REQUEST
Locate all lines with the word "made" and copy them out.

SUPPLIED MATERIAL
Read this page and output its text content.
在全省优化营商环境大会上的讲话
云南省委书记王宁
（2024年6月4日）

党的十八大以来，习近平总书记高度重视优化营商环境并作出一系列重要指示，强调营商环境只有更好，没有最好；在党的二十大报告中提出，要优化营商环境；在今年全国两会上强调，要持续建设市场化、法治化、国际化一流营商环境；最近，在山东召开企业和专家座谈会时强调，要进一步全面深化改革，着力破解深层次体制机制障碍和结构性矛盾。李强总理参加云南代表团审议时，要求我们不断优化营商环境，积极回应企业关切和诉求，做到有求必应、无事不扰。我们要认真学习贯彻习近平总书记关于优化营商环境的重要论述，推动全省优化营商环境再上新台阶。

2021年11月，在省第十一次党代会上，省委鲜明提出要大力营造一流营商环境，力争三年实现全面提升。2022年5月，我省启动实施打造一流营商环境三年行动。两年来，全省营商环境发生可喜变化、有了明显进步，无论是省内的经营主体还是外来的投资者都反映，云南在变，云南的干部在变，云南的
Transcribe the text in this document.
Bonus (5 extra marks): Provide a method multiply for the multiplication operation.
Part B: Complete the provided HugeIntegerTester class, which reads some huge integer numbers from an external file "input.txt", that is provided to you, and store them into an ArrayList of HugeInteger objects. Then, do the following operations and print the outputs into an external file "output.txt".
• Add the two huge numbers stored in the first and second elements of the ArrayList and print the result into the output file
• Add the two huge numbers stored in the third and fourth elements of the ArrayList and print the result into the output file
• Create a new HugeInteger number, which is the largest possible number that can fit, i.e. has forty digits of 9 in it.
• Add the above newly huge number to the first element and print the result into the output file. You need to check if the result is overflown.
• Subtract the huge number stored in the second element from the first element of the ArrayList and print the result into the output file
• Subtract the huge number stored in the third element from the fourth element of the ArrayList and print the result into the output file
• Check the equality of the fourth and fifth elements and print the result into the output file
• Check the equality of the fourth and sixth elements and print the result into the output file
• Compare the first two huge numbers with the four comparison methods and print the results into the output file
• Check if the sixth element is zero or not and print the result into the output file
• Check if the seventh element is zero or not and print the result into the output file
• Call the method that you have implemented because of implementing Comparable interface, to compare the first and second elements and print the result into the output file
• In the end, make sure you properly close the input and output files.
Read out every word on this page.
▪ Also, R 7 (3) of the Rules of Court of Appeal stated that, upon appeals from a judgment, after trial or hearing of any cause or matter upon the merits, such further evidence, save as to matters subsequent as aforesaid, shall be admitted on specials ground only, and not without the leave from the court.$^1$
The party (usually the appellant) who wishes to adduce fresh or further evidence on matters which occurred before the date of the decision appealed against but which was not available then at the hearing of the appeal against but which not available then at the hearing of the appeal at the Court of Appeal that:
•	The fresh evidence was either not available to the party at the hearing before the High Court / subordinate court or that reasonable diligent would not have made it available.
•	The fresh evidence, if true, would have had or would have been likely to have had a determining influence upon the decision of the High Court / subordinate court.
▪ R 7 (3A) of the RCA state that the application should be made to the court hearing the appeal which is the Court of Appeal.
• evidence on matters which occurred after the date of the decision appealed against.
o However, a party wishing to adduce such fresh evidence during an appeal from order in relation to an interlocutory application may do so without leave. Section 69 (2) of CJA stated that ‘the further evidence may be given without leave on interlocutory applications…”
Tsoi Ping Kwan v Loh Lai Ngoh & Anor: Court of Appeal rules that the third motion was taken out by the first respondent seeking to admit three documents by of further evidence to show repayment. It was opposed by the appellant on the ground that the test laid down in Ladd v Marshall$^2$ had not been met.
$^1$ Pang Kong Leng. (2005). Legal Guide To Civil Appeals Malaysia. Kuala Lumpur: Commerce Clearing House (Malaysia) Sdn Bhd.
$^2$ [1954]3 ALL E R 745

THE RESPONSE
•	The fresh evidence was either not available to the party at the hearing before the High Court / subordinate court or that reasonable diligent would not have made it available.
▪ R 7 (3A) of the RCA state that the application should be made to the court hearing the appeal which is the Court of Appeal.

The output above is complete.